=== Exercise objective ===
Identify all lines in the data containing the string "Protection". Copy them out.

───── The records

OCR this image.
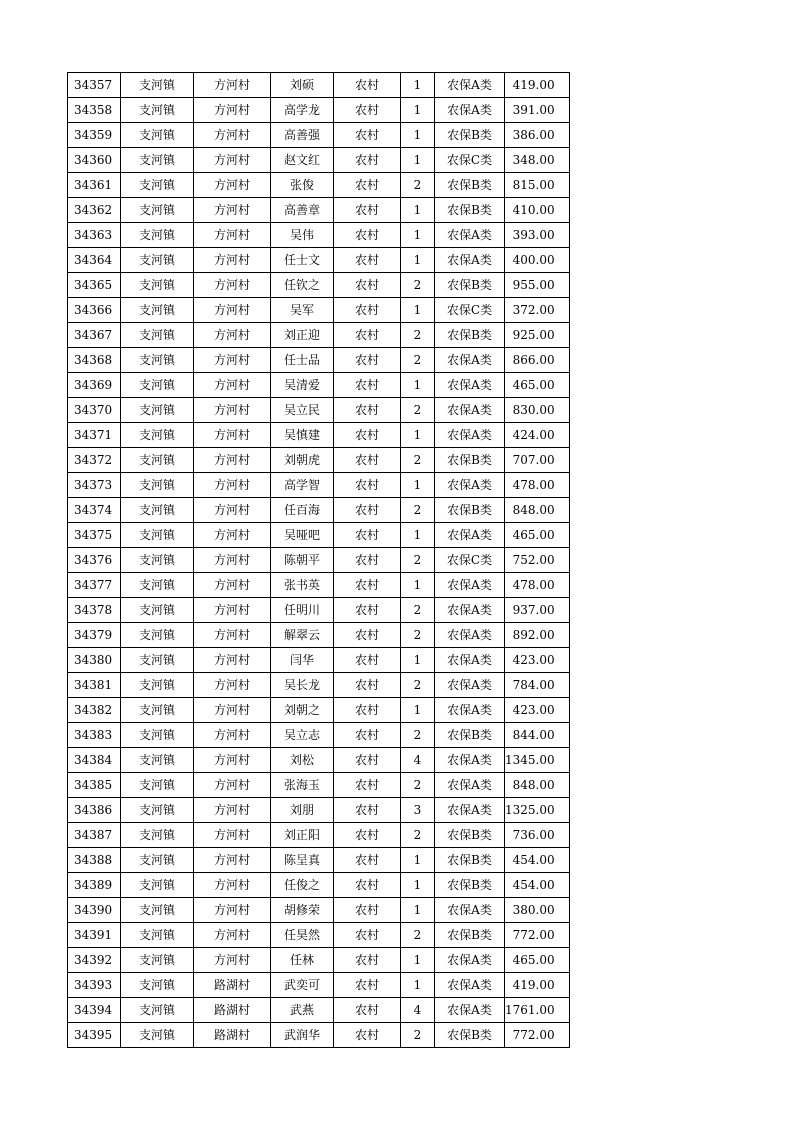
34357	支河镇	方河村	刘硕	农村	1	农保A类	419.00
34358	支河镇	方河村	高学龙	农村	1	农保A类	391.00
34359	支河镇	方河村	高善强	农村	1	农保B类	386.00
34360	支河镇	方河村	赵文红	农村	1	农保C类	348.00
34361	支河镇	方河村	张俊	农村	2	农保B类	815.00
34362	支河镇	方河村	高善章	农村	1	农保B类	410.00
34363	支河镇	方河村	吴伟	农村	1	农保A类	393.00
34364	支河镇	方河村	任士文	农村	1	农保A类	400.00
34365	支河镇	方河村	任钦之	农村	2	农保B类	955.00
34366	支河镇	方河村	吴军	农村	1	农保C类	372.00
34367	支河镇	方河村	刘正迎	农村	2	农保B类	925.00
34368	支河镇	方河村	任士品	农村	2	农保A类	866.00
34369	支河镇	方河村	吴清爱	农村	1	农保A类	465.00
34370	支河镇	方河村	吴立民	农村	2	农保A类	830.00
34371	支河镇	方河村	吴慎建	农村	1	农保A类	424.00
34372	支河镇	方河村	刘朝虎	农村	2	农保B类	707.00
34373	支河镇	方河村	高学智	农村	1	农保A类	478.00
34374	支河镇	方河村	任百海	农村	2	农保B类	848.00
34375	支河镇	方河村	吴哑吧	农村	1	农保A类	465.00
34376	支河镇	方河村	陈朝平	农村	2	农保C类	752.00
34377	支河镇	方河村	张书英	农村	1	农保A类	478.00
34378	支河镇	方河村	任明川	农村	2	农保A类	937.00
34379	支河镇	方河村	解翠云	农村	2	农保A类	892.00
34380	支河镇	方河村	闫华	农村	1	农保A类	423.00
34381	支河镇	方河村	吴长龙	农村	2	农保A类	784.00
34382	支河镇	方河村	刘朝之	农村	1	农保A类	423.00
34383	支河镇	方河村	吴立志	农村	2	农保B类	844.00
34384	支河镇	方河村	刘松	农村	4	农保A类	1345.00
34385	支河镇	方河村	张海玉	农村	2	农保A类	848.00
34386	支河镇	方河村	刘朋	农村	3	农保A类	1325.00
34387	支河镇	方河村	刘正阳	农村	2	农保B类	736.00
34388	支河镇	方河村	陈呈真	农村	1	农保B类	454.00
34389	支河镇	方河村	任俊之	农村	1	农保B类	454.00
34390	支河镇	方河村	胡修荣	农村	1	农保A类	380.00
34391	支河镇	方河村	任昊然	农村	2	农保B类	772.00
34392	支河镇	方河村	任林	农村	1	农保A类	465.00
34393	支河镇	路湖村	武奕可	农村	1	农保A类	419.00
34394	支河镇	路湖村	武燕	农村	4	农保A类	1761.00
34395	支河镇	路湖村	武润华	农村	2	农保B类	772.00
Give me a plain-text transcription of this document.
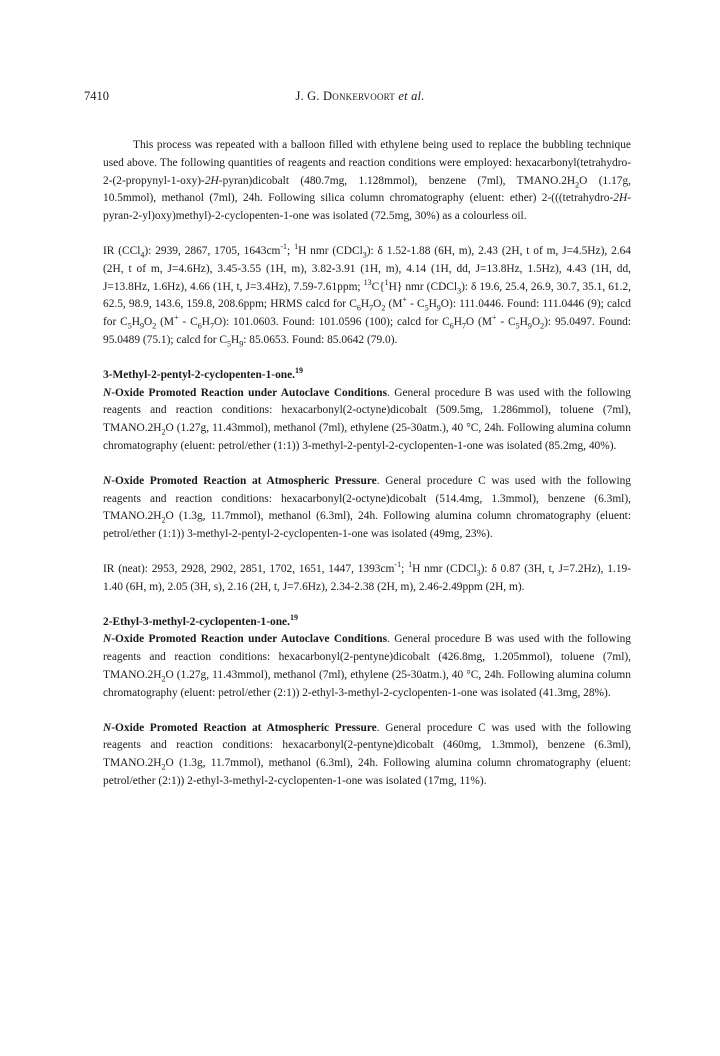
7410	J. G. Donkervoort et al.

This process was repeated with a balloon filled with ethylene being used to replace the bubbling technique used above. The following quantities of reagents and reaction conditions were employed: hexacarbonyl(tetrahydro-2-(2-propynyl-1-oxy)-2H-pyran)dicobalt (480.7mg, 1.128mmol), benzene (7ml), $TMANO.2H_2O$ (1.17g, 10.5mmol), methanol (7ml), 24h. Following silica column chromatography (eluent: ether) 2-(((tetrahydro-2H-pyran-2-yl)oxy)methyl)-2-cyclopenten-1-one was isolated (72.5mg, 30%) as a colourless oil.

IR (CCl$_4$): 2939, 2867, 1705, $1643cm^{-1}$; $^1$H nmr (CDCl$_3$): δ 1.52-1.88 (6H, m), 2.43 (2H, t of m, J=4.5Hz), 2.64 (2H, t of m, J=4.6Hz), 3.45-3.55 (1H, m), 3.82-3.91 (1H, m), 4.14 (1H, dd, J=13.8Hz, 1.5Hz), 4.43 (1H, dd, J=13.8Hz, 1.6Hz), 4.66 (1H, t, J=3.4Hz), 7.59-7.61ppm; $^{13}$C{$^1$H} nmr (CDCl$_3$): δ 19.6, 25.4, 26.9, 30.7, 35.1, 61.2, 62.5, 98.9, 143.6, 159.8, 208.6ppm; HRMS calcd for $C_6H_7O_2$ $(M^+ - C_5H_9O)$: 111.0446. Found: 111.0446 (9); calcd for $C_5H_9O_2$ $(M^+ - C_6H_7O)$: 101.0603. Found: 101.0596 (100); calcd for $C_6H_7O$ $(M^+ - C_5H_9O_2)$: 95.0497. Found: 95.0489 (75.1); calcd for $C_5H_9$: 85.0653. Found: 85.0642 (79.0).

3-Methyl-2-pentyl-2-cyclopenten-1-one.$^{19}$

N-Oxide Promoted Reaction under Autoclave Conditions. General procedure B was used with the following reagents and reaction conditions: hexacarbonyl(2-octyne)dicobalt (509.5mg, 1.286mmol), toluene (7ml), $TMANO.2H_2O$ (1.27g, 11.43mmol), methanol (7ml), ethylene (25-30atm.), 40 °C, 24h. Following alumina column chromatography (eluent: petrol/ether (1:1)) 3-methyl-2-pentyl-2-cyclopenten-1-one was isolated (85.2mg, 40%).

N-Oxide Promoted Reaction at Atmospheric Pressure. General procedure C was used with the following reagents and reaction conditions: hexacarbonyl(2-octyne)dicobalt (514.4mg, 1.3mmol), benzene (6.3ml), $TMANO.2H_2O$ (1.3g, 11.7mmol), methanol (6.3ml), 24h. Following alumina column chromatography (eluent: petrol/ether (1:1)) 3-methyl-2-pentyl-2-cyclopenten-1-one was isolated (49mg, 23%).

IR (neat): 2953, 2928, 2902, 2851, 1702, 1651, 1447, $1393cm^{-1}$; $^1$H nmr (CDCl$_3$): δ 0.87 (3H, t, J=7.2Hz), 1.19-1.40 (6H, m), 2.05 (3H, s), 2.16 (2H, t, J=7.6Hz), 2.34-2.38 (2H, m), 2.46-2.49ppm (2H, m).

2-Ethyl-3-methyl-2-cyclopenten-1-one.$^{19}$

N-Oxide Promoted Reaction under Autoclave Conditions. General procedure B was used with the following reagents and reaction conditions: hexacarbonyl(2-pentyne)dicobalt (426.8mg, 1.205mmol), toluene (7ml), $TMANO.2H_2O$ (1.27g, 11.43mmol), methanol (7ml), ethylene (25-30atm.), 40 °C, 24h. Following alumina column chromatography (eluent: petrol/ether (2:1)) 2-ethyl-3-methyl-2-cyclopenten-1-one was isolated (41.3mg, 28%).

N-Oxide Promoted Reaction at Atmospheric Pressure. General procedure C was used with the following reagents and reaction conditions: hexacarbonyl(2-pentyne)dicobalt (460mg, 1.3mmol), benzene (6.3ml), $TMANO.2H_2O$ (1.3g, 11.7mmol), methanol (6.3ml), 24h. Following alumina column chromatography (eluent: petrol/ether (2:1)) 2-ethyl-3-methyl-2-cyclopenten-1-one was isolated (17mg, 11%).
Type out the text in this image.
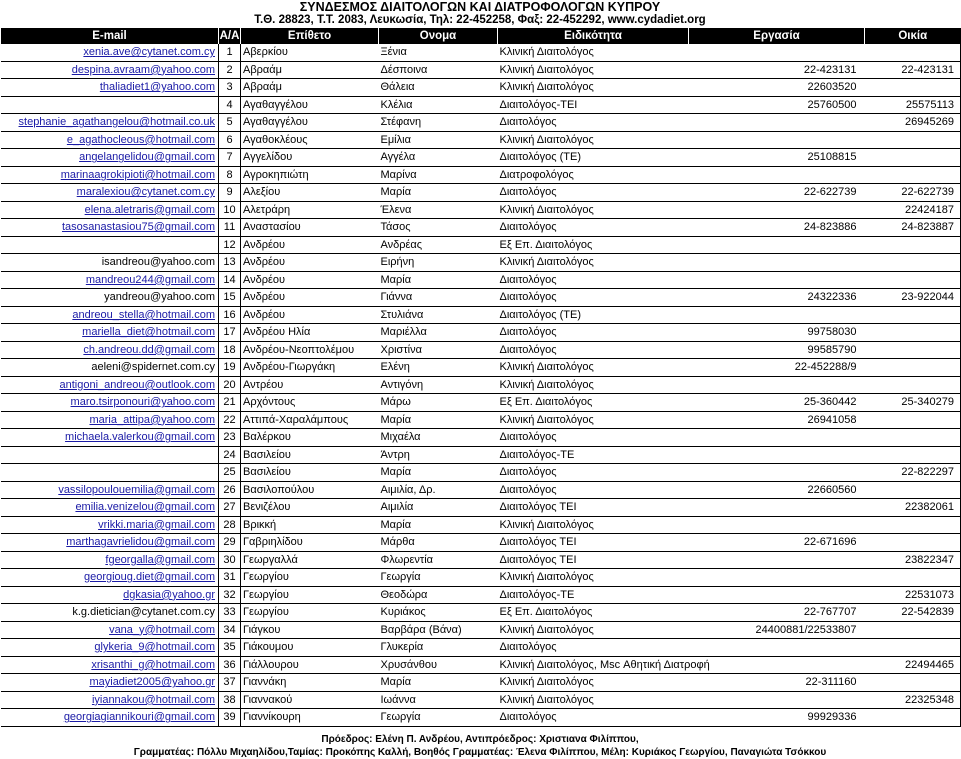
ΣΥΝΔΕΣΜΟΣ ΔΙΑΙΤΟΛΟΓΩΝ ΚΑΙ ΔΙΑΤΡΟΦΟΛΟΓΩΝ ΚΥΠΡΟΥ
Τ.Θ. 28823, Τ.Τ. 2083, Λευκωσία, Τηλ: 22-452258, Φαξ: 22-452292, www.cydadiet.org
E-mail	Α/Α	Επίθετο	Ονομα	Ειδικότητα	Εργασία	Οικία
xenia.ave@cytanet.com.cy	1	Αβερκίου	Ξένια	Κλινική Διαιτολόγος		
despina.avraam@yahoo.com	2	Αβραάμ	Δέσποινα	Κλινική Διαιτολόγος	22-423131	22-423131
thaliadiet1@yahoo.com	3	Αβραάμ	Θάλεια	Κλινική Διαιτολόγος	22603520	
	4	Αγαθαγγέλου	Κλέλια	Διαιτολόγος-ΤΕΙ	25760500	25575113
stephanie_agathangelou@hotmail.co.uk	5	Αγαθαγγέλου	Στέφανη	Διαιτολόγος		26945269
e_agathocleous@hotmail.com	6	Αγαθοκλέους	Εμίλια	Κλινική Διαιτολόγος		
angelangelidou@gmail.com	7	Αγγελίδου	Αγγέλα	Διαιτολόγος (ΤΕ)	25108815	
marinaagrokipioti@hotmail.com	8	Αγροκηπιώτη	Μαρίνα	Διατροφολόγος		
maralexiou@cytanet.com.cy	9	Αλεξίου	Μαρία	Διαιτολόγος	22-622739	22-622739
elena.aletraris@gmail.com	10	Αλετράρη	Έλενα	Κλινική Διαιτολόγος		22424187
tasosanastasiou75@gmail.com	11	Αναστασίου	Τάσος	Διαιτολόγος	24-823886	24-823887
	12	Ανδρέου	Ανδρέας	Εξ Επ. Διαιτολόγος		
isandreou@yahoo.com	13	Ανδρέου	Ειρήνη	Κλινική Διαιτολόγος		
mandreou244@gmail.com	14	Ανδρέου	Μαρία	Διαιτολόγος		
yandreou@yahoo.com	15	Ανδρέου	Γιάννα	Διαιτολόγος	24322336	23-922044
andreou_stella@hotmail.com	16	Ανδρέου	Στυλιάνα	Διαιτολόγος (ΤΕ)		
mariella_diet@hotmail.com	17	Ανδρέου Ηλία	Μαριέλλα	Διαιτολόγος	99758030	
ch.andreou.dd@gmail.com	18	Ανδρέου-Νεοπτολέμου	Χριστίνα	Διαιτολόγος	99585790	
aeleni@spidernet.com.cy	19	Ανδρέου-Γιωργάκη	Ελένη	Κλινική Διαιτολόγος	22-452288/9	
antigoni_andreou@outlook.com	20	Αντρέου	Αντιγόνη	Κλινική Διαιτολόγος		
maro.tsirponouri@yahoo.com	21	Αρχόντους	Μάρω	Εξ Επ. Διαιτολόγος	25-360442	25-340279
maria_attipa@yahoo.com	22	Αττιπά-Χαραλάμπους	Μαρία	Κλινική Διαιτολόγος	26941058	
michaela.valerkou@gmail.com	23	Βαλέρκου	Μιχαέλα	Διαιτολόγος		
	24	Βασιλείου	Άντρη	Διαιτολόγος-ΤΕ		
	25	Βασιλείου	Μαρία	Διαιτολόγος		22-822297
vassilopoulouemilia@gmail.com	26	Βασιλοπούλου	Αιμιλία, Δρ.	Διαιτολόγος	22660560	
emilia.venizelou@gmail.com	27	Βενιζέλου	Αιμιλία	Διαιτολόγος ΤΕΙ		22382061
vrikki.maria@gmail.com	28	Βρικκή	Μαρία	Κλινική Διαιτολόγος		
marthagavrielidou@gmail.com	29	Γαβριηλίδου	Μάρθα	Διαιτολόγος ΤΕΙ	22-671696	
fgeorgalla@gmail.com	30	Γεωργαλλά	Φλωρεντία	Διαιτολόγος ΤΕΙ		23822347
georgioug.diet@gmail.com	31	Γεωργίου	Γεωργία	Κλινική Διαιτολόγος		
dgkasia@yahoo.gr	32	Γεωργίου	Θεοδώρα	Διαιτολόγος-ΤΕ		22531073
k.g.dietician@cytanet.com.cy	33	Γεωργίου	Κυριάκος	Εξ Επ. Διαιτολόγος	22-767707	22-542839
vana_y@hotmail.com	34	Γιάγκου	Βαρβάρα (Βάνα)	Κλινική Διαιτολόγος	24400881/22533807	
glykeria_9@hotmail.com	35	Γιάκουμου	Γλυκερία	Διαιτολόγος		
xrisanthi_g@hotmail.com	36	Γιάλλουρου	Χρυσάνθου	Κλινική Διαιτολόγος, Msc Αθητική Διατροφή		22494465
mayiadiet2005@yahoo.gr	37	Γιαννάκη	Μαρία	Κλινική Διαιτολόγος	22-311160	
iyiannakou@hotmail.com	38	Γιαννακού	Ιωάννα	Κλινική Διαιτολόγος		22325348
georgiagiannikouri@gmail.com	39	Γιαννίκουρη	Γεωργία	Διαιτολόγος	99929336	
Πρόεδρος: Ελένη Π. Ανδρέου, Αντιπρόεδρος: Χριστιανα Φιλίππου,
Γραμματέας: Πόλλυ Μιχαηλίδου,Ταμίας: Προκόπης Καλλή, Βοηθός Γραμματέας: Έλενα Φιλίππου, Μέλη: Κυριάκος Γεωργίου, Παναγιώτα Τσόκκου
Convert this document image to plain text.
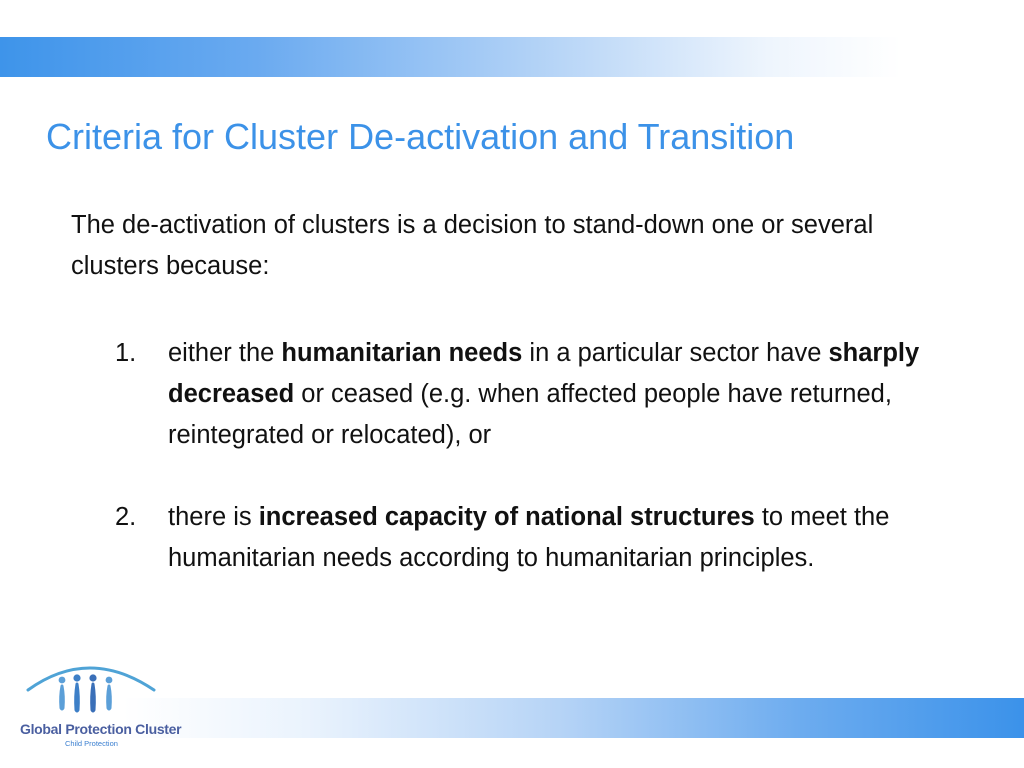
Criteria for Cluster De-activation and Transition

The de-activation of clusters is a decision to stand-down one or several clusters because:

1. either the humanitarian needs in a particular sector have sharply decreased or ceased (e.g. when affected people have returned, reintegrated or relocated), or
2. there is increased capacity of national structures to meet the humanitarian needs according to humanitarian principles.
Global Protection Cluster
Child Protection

──────────

=== Response to this task ===
Global Protection Cluster
Child Protection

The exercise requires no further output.